» Excerpted records:
****************

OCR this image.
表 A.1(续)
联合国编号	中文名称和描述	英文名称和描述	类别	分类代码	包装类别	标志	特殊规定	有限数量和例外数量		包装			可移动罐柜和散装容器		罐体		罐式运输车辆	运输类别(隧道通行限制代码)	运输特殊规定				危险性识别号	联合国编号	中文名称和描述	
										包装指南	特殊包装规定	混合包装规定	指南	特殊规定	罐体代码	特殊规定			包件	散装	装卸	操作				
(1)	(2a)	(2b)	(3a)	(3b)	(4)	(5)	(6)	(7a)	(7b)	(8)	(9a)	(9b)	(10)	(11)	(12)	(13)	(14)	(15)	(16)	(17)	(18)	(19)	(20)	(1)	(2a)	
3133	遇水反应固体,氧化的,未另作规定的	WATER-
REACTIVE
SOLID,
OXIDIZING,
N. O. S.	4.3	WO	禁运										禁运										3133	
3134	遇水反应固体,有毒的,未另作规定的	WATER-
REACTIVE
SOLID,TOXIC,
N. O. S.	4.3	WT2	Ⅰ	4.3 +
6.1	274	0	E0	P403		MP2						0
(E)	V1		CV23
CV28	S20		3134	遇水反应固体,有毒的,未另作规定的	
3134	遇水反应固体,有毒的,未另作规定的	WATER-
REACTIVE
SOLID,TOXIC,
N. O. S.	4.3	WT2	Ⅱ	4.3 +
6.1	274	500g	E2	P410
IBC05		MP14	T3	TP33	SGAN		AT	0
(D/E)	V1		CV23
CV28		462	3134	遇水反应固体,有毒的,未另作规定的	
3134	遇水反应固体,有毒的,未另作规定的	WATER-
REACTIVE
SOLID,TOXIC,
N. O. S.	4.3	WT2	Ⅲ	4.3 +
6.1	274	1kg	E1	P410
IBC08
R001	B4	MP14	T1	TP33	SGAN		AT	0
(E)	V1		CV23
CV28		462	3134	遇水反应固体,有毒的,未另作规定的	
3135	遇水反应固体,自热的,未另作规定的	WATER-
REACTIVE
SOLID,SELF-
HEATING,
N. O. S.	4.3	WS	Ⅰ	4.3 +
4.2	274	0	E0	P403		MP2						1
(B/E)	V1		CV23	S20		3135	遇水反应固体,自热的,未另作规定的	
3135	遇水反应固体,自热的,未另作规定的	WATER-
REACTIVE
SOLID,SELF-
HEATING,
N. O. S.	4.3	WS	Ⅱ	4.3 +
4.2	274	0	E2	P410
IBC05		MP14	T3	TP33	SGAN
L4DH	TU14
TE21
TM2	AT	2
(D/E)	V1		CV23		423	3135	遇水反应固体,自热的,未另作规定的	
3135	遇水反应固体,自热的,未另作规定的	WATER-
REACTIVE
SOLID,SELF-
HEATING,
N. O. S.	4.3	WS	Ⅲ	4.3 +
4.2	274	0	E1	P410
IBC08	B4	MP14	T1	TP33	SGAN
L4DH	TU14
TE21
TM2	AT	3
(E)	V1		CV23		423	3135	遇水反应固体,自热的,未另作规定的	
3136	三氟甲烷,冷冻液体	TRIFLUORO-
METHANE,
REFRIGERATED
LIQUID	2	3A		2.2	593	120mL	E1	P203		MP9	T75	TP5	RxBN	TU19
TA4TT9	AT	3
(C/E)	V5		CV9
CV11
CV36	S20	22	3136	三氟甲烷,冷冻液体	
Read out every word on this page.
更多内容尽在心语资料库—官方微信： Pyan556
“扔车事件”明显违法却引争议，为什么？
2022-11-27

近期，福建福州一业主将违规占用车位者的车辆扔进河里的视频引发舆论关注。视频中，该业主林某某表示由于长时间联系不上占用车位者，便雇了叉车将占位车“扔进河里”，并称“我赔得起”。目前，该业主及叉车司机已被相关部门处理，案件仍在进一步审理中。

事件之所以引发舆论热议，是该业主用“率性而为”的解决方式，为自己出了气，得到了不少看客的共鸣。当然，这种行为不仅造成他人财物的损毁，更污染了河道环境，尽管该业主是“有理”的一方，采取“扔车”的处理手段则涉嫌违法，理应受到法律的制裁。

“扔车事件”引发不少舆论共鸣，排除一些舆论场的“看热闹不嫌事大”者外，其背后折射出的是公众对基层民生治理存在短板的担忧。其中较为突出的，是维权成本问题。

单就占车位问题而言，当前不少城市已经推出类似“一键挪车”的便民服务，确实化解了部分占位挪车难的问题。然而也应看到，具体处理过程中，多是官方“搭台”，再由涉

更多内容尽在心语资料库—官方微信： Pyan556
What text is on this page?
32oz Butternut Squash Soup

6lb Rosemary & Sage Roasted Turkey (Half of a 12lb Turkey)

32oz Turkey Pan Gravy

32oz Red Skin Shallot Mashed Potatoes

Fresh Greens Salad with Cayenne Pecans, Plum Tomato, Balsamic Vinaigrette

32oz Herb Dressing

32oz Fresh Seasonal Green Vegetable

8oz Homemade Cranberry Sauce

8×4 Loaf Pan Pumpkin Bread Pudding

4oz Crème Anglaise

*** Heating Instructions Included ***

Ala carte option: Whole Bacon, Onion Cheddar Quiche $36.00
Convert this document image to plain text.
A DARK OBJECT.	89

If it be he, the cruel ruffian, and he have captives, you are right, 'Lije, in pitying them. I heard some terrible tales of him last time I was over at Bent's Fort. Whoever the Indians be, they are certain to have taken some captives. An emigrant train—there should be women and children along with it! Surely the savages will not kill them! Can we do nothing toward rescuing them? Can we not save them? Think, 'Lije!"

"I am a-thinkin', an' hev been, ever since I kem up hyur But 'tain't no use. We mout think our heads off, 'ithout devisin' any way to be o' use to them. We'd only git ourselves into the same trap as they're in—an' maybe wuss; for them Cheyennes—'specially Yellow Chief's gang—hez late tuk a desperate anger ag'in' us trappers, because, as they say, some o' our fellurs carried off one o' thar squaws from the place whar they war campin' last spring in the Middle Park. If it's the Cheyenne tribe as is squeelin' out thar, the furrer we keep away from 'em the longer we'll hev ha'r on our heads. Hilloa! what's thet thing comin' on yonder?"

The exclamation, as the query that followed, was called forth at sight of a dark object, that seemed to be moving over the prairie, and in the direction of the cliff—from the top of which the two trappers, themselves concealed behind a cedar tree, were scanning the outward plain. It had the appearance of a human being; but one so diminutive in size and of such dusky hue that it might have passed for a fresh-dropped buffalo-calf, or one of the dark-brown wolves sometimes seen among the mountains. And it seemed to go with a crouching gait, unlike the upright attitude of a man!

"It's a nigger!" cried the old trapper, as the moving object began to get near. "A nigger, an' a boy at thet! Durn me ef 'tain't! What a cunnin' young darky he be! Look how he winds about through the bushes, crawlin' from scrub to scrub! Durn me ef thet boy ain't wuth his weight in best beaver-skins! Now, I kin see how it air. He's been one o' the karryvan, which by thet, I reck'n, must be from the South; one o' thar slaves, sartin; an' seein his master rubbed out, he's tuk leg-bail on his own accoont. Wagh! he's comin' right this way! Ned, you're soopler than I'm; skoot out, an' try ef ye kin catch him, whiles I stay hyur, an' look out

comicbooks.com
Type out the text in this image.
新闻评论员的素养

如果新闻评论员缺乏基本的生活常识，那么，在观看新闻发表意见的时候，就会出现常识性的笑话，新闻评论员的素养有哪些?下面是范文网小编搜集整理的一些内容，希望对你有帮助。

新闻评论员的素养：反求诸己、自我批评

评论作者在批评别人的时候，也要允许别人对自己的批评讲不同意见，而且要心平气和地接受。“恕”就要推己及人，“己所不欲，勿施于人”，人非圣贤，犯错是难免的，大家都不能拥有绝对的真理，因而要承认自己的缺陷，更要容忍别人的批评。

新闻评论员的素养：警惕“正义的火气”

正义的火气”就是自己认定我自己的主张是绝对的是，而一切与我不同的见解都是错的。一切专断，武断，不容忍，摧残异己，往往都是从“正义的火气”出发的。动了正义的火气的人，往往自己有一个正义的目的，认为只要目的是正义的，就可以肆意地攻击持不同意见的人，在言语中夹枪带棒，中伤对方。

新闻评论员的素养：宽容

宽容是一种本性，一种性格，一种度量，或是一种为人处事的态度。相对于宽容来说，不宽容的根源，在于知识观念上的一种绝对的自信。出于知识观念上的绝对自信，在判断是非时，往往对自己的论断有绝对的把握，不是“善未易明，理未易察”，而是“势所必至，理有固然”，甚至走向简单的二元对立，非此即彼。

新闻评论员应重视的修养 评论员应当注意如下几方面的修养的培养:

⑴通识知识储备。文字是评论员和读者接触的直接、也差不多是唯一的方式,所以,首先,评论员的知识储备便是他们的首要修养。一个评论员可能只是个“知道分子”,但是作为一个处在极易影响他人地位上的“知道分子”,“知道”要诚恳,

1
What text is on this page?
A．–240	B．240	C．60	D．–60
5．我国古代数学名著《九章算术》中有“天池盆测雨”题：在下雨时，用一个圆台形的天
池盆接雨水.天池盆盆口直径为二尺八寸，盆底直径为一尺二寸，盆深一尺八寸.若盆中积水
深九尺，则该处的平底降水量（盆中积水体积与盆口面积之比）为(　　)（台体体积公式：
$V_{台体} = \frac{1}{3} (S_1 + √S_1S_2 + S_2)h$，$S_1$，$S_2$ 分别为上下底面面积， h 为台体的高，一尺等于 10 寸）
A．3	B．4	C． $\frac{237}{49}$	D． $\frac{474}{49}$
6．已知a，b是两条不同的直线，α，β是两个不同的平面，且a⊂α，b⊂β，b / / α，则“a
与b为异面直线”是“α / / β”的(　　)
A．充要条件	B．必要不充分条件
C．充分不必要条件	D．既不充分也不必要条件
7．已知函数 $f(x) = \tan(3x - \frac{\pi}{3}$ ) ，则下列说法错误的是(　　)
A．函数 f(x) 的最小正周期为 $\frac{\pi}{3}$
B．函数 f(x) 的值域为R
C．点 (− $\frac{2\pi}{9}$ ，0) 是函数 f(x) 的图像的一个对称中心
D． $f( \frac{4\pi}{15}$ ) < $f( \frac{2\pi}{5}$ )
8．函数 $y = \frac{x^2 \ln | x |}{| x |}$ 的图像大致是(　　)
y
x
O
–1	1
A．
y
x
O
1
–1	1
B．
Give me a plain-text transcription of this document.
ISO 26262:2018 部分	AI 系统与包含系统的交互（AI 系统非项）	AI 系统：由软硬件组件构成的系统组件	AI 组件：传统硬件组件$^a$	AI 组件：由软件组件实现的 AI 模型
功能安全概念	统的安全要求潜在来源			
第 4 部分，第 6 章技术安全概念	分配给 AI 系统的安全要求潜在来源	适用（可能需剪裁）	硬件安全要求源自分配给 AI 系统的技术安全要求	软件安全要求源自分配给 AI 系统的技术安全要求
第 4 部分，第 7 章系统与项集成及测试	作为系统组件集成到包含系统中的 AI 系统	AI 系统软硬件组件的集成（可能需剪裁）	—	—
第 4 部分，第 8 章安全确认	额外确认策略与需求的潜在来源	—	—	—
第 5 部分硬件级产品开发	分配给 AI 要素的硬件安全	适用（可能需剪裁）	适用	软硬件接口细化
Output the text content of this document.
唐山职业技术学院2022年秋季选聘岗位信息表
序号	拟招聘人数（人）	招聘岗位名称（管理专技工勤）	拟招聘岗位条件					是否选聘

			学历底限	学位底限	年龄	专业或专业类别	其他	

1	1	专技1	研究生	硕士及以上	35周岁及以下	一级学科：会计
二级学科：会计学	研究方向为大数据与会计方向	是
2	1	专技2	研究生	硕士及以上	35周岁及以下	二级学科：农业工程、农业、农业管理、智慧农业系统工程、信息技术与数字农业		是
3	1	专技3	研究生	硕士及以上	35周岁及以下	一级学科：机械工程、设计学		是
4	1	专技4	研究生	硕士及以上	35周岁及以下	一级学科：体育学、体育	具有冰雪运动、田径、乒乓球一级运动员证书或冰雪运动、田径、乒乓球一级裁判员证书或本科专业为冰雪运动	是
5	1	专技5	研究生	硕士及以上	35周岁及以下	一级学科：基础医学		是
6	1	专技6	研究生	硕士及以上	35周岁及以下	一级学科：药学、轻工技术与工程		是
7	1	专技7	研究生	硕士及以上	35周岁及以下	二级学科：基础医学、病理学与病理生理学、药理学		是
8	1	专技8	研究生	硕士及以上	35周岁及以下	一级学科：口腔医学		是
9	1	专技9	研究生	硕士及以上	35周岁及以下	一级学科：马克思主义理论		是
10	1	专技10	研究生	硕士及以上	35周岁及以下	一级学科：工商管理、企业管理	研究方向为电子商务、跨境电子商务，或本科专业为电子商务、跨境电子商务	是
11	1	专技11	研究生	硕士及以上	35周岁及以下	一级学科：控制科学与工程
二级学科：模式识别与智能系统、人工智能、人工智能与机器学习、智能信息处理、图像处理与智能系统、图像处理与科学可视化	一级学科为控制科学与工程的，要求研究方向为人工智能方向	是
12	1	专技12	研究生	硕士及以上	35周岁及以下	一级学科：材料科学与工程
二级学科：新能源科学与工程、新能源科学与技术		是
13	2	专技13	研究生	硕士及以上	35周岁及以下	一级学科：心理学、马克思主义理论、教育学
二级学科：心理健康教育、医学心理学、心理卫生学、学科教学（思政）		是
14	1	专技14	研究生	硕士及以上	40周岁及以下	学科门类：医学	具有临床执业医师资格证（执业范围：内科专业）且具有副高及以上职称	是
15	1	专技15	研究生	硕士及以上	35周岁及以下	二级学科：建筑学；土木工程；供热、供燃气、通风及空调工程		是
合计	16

****************

» The request:
Copy out all lines from the material above that contain the string "二级学科".

» Answer to this exercise:
二级学科：会计学	研究方向为大数据与会计方向	是
2	1	专技2	研究生	硕士及以上	35周岁及以下	二级学科：农业工程、农业、农业管理、智慧农业系统工程、信息技术与数字农业		是
7	1	专技7	研究生	硕士及以上	35周岁及以下	二级学科：基础医学、病理学与病理生理学、药理学		是
二级学科：模式识别与智能系统、人工智能、人工智能与机器学习、智能信息处理、图像处理与智能系统、图像处理与科学可视化	一级学科为控制科学与工程的，要求研究方向为人工智能方向	是
二级学科：新能源科学与工程、新能源科学与技术		是
二级学科：心理健康教育、医学心理学、心理卫生学、学科教学（思政）		是
15	1	专技15	研究生	硕士及以上	35周岁及以下	二级学科：建筑学；土木工程；供热、供燃气、通风及空调工程		是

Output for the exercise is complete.